_Problem details_
In the data below, find every line that has the string "Aldatma", and copy it.

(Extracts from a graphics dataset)
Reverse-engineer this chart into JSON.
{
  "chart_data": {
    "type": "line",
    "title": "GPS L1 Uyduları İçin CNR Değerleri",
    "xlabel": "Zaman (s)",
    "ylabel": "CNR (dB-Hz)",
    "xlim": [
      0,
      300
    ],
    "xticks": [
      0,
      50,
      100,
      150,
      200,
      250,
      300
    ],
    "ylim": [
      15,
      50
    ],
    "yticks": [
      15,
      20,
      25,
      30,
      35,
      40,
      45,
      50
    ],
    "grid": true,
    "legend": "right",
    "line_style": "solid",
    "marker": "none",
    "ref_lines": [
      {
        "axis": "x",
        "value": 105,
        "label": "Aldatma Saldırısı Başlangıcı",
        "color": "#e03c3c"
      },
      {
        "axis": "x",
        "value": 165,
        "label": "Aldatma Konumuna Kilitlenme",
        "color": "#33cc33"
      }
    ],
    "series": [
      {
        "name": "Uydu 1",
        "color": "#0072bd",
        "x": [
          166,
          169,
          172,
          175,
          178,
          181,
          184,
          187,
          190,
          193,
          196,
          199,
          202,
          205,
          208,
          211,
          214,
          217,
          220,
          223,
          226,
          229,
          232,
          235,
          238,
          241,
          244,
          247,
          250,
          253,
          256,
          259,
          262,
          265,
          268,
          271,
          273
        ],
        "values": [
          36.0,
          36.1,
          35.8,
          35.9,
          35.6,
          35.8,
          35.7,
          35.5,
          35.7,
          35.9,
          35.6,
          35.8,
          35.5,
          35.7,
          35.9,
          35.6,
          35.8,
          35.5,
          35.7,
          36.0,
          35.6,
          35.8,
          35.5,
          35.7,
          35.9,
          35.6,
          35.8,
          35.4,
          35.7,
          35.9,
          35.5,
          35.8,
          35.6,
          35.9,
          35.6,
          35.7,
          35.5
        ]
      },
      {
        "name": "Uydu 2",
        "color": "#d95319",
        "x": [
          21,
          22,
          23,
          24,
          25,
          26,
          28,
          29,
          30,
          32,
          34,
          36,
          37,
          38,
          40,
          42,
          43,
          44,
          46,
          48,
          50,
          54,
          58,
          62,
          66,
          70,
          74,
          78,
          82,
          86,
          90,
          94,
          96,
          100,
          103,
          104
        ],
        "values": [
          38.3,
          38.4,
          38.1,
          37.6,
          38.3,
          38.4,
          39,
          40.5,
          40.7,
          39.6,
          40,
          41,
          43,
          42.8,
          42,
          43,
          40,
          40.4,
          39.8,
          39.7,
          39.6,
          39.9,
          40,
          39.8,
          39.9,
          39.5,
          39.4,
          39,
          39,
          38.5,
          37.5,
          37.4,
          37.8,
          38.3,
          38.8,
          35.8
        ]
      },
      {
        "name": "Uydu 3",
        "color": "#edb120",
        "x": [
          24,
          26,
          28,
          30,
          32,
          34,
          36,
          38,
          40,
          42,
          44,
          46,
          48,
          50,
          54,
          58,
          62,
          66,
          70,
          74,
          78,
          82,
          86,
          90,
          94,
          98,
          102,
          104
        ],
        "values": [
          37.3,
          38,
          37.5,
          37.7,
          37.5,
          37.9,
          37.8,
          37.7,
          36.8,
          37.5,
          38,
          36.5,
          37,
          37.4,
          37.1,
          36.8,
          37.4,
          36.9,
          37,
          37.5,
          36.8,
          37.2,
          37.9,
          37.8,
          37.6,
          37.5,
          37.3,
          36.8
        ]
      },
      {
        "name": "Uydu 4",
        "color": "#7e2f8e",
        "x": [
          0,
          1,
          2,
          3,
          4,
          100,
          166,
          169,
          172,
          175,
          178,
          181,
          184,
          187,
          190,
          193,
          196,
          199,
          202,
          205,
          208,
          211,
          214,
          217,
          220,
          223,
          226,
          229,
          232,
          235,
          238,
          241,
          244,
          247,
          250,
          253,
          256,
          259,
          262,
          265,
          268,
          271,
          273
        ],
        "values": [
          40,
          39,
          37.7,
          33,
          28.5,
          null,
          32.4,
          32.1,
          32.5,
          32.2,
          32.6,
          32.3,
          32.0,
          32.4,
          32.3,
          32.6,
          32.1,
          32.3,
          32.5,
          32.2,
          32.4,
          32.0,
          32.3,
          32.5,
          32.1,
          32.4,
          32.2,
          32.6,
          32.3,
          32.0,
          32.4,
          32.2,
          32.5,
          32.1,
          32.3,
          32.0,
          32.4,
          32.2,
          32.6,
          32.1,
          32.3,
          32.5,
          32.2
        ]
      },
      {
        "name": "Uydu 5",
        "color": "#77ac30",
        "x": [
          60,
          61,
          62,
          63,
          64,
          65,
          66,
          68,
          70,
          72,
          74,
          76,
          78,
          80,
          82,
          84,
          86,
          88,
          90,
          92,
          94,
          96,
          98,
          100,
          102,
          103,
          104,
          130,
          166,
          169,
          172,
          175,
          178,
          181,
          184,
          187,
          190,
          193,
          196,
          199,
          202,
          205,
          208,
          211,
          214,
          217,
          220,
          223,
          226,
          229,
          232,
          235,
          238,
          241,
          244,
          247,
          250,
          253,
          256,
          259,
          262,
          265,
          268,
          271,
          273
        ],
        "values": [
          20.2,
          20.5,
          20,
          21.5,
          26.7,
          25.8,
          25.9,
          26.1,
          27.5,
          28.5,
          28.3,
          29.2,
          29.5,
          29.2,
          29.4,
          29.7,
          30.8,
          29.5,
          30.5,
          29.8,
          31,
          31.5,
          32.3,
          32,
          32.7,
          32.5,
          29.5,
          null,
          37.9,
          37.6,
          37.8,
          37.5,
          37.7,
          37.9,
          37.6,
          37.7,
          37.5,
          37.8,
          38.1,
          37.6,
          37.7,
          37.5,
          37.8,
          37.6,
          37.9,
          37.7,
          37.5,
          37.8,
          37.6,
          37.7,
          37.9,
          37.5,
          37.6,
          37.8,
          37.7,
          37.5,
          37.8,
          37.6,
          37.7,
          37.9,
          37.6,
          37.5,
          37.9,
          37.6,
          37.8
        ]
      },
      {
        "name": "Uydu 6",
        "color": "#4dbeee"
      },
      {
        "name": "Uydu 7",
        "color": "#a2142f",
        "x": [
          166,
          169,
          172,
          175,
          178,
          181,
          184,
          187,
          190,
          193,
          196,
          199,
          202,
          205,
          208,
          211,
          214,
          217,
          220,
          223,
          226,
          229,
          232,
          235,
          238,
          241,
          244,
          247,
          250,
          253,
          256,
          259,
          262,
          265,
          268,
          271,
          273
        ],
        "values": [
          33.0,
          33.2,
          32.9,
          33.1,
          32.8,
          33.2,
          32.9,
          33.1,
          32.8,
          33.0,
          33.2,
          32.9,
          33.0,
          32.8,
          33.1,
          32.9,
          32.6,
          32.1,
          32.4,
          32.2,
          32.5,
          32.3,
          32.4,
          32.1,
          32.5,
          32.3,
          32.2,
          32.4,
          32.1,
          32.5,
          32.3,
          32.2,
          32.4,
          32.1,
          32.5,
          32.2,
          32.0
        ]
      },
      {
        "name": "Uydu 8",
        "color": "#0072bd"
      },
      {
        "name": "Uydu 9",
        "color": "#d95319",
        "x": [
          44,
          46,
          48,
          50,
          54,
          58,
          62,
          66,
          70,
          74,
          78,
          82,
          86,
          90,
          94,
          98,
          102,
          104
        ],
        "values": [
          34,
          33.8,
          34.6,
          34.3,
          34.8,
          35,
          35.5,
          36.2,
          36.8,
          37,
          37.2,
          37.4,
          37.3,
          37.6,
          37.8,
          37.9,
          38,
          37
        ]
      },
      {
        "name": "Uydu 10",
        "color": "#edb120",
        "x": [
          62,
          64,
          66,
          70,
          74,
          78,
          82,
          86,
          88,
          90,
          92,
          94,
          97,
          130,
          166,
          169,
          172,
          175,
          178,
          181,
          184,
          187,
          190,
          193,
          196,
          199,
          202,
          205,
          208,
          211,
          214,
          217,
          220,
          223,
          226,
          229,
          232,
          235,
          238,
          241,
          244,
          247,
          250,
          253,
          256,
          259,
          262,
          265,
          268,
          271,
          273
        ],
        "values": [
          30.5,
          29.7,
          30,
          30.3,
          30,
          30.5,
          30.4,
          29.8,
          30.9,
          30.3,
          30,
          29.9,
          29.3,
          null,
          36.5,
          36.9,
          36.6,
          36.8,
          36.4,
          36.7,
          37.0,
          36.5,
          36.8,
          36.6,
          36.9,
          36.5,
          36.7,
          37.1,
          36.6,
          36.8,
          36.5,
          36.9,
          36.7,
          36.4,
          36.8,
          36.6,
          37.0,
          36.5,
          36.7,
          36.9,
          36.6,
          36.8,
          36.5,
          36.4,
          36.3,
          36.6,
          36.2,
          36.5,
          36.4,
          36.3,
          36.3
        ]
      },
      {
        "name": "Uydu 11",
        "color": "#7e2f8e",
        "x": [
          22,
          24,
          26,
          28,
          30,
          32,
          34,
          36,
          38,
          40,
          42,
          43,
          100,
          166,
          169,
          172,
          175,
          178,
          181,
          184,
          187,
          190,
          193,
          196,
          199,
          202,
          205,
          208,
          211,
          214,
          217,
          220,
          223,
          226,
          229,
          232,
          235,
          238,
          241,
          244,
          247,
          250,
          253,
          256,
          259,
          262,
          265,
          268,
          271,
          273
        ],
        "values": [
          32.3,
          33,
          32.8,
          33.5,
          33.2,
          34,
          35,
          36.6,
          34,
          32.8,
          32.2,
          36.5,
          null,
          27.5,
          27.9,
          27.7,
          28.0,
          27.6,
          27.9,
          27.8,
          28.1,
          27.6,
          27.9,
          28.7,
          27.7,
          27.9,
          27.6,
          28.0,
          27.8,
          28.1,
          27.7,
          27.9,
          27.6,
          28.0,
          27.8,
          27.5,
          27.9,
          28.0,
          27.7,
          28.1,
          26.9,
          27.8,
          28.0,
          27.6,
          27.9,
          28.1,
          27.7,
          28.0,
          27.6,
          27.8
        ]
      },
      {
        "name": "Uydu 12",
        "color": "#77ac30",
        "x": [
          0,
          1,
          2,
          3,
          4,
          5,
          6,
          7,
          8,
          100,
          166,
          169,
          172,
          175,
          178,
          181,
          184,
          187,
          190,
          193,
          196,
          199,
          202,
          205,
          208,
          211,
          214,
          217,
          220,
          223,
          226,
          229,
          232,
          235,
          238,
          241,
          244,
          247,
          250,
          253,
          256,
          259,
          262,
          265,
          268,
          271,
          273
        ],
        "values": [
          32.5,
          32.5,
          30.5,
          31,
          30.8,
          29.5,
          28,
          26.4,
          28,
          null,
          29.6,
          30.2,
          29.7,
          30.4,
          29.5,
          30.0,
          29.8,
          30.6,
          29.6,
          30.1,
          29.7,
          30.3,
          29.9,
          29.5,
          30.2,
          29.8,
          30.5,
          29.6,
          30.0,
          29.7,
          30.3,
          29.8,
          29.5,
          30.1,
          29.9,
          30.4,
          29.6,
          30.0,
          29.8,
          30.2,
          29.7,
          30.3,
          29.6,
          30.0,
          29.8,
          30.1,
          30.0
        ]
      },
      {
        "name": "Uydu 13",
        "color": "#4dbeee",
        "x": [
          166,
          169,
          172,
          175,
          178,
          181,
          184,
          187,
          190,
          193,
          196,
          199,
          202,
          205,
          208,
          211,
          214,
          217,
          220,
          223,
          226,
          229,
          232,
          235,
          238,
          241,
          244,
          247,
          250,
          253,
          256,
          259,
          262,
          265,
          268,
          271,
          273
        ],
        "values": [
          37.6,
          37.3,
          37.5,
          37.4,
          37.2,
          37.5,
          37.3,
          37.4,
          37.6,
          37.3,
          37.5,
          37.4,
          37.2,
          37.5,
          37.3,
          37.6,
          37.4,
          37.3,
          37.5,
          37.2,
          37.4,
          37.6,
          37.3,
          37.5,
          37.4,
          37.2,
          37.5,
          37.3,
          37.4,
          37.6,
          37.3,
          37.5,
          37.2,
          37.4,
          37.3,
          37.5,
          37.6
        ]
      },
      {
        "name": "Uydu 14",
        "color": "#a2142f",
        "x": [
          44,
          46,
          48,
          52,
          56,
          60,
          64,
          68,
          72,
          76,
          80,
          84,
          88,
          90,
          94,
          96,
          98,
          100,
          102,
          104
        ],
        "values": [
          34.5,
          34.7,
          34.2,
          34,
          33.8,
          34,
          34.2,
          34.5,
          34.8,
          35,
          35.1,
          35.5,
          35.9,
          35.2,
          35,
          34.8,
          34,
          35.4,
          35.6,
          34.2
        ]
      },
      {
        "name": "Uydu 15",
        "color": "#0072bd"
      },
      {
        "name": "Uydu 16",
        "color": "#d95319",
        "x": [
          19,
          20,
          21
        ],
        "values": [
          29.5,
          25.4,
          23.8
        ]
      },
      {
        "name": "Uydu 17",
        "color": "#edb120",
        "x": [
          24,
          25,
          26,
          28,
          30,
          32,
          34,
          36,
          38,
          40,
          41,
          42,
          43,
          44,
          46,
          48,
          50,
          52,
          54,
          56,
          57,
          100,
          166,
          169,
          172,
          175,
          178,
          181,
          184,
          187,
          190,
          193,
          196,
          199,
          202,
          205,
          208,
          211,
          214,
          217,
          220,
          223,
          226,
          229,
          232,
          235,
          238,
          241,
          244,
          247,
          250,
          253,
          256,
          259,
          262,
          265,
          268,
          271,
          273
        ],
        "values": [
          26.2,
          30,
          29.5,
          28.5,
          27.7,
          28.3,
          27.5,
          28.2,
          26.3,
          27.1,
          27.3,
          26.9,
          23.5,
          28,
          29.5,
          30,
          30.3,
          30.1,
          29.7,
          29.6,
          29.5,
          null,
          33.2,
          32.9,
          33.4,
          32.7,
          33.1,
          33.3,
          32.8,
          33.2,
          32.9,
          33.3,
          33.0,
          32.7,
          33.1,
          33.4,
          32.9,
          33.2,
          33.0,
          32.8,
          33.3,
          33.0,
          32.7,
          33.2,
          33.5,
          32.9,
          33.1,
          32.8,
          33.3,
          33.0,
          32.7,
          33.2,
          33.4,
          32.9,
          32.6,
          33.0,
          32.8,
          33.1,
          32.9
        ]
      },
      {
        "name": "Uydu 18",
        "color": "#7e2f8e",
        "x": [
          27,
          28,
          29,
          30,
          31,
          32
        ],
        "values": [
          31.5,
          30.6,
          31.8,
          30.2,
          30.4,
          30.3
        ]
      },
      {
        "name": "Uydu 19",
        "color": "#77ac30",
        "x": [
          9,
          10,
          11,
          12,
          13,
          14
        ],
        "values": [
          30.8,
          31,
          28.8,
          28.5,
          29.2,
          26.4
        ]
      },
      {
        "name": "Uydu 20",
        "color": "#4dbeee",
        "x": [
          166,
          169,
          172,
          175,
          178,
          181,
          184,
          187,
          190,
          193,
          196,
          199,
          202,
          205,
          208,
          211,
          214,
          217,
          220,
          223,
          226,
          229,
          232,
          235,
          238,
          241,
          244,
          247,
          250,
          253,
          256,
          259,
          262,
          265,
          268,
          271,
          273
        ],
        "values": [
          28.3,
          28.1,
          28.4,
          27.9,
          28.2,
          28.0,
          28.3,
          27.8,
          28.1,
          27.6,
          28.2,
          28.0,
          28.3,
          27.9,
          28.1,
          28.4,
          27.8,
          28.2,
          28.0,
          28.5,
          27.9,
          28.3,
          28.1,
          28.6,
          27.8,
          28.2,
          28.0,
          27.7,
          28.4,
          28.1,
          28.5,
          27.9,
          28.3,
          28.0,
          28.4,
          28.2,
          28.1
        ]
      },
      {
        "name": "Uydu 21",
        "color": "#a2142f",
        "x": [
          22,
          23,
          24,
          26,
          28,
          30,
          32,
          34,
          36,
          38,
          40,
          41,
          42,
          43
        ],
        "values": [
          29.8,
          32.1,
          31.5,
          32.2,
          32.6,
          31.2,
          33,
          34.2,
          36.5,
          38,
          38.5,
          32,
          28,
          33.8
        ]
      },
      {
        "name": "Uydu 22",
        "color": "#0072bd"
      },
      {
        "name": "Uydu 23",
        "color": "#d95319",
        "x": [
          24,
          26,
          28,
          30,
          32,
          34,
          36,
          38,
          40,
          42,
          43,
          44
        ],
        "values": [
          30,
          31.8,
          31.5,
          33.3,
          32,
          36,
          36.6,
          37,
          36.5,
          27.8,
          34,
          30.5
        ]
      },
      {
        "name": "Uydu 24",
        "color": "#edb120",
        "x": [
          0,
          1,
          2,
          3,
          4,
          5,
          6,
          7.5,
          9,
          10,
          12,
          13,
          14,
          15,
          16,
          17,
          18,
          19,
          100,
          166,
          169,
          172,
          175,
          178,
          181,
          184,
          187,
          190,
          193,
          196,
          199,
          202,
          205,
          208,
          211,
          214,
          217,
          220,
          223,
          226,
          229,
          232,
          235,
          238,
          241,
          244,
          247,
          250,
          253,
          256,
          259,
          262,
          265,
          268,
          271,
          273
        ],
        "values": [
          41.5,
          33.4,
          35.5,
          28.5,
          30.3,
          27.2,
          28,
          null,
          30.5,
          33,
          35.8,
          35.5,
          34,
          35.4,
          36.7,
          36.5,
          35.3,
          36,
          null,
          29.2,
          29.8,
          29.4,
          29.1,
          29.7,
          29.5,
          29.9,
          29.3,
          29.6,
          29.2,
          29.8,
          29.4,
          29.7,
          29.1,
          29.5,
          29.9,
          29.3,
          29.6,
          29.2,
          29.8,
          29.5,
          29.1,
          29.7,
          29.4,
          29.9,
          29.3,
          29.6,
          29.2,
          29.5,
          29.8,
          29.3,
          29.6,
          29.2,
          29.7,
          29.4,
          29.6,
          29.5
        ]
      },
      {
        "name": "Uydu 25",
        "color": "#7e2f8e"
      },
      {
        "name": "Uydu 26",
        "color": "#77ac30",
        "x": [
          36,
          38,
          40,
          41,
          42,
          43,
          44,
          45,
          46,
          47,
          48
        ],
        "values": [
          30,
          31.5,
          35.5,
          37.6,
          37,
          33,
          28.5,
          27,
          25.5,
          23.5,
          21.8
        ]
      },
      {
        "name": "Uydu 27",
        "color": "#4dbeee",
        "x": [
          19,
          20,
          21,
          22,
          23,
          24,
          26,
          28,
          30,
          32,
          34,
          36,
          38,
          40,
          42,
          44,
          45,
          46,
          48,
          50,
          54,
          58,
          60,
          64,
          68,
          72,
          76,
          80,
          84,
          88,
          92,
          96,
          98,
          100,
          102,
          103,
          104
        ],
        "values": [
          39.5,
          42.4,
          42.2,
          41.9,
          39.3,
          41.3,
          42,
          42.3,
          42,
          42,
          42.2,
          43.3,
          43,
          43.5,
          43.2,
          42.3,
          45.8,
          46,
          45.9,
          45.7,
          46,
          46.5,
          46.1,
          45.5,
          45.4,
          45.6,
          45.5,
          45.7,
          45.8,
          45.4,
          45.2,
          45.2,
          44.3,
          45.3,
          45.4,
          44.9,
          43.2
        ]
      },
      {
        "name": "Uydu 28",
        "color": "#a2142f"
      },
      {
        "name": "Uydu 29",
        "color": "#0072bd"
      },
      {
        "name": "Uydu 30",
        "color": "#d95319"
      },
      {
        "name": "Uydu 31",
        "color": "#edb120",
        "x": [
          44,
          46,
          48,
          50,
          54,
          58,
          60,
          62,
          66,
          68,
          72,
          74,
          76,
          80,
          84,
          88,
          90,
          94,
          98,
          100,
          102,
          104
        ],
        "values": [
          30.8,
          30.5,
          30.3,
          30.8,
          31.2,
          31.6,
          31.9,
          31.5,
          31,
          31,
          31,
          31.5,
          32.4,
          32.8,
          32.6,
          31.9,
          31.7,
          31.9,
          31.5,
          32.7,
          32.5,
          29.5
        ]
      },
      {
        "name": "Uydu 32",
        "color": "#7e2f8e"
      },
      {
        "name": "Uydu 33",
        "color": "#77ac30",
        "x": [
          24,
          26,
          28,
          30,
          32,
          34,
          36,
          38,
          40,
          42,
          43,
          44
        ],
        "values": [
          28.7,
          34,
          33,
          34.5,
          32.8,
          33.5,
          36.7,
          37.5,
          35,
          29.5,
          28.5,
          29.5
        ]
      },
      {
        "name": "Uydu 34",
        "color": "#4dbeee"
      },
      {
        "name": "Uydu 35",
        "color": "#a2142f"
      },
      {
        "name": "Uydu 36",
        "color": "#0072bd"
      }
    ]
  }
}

_Problem solution_
        "label": "Aldatma Saldırısı Başlangıcı",
        "label": "Aldatma Konumuna Kilitlenme",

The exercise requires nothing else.